Stored records:
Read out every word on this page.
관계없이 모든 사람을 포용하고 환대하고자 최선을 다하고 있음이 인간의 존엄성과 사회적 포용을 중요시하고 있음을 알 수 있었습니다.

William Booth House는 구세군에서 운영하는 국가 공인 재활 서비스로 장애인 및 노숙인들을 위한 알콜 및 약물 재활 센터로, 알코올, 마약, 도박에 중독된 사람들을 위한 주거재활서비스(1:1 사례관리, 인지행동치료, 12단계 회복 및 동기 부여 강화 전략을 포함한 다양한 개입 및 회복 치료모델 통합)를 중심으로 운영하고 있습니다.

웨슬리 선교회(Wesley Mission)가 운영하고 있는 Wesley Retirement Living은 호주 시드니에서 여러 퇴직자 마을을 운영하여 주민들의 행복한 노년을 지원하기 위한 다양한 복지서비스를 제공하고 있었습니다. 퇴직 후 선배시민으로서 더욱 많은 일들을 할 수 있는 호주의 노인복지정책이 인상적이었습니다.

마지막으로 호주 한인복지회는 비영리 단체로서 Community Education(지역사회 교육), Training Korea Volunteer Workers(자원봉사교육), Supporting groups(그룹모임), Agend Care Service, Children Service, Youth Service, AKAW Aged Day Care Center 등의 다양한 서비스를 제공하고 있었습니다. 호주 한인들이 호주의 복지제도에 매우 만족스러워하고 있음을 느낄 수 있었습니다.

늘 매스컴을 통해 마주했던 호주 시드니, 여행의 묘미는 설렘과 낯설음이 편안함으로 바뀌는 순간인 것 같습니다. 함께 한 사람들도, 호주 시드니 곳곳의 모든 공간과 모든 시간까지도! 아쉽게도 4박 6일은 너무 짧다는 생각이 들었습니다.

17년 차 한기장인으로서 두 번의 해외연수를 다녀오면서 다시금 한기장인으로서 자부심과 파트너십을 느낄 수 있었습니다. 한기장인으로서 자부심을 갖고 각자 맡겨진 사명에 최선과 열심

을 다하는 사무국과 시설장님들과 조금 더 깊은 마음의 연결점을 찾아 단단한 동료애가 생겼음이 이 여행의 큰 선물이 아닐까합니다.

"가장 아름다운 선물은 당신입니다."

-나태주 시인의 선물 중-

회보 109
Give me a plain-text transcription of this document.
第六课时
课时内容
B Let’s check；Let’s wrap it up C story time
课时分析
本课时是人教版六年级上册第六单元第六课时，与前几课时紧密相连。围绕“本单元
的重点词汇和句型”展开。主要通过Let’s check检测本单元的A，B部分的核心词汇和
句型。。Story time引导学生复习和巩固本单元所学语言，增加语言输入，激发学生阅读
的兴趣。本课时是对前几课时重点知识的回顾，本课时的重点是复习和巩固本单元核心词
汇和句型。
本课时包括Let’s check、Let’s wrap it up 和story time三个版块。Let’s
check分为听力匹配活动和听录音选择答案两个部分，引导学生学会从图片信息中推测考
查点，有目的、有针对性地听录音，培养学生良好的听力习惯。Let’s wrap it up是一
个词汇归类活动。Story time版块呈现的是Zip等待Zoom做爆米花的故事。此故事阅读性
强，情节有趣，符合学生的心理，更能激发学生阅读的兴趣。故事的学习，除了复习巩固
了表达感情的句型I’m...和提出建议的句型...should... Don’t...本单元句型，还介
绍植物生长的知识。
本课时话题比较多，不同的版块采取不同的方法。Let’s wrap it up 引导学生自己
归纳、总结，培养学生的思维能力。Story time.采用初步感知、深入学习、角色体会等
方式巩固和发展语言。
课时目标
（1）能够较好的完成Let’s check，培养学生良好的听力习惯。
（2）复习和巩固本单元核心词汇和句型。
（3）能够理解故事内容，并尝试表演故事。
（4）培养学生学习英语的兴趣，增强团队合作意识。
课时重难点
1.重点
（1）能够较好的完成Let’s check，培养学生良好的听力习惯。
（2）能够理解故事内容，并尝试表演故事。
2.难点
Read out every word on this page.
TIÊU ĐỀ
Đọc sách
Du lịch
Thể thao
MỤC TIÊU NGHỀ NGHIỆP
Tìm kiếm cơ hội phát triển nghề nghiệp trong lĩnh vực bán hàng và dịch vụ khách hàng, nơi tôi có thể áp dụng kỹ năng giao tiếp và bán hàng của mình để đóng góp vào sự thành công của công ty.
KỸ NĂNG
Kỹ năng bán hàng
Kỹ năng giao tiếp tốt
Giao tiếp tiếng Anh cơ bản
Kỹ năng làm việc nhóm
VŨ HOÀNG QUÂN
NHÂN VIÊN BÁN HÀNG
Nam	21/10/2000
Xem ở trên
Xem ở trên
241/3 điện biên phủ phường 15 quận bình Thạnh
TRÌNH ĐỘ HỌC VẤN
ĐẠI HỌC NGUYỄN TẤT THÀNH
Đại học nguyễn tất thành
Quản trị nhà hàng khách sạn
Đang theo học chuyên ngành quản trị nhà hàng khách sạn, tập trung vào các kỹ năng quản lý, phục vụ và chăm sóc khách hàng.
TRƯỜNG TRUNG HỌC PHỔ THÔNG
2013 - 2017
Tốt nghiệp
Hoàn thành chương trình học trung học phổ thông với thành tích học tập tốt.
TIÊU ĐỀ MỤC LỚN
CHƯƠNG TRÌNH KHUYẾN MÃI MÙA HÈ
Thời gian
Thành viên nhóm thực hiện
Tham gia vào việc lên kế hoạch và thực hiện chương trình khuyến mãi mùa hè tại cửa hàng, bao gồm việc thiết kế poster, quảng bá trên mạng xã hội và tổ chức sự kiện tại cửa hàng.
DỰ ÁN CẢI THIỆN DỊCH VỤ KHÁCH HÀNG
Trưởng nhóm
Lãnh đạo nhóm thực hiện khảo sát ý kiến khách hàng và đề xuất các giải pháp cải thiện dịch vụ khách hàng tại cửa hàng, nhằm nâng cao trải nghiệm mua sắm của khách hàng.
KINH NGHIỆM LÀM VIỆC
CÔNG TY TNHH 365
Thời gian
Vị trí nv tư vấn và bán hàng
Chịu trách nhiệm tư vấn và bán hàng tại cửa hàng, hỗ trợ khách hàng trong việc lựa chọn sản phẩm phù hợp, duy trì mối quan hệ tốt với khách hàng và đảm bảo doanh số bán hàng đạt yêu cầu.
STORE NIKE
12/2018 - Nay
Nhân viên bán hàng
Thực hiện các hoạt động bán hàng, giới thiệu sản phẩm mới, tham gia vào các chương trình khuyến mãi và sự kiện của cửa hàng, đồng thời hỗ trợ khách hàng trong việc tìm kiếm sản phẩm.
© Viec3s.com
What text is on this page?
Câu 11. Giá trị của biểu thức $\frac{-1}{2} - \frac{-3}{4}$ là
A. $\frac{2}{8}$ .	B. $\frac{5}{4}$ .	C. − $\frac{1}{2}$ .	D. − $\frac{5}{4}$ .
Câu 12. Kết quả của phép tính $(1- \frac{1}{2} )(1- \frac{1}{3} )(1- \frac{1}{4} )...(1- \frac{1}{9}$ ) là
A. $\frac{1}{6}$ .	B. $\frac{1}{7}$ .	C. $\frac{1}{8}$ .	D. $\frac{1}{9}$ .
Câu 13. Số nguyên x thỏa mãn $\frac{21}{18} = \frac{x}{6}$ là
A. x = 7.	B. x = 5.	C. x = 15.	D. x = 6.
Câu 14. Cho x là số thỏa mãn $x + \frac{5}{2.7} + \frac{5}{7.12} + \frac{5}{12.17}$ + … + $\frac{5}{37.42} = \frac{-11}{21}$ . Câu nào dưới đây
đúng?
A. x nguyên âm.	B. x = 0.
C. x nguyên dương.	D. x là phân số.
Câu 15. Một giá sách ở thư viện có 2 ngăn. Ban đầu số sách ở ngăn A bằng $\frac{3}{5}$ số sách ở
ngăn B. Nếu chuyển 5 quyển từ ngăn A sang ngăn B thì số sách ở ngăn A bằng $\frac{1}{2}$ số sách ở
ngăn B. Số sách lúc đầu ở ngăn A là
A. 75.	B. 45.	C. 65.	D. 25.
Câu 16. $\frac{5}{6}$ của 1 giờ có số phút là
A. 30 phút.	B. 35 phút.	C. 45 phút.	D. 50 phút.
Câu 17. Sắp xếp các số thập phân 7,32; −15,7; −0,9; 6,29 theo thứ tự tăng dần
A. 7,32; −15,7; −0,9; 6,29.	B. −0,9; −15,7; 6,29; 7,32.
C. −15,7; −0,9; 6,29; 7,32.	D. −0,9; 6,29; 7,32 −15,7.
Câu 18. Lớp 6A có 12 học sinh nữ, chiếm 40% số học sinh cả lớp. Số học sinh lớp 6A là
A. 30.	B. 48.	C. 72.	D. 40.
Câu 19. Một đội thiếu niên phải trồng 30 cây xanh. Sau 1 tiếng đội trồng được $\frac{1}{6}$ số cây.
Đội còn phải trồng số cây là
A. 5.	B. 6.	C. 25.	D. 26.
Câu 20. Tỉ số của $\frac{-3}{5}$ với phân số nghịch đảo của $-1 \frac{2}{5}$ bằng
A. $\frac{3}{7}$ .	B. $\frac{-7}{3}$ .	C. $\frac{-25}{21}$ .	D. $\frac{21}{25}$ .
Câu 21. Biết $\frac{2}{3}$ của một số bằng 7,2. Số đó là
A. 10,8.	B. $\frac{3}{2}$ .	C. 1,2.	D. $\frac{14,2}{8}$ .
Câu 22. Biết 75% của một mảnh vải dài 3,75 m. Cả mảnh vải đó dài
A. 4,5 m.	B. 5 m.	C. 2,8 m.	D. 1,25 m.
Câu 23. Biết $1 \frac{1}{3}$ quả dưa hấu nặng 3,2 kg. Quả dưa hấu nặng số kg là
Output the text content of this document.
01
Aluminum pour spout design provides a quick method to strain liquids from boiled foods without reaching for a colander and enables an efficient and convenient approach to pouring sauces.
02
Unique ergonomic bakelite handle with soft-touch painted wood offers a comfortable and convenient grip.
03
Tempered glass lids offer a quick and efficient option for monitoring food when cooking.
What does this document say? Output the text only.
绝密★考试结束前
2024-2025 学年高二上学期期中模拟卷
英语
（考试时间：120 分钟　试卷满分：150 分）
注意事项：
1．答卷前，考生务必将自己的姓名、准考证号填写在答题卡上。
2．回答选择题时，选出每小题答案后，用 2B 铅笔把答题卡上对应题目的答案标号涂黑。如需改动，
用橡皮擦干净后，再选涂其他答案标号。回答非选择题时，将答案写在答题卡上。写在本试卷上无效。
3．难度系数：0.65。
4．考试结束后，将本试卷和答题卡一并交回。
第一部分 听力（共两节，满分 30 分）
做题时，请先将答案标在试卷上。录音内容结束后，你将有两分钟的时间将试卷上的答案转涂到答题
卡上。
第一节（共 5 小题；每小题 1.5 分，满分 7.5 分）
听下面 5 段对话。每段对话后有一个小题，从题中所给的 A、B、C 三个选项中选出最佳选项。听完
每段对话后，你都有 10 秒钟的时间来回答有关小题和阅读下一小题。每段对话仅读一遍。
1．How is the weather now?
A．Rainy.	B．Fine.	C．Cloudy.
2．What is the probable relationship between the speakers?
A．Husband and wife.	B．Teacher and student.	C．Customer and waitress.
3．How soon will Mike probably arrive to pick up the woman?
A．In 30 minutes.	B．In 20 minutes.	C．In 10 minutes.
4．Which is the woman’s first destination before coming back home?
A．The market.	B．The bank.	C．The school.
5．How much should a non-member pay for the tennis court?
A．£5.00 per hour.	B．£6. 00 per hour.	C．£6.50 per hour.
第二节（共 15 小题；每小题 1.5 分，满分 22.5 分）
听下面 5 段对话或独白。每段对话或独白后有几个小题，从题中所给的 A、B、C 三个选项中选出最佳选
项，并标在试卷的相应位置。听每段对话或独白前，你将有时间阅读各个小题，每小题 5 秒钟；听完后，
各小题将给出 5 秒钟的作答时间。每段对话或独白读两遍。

» SET PROBLEM
Every line of the listing that holds "sách" should be found and copied.

» SOLUTION
Đọc sách
Câu 15. Một giá sách ở thư viện có 2 ngăn. Ban đầu số sách ở ngăn A bằng $\frac{3}{5}$ số sách ở
ngăn B. Nếu chuyển 5 quyển từ ngăn A sang ngăn B thì số sách ở ngăn A bằng $\frac{1}{2}$ số sách ở
ngăn B. Số sách lúc đầu ở ngăn A là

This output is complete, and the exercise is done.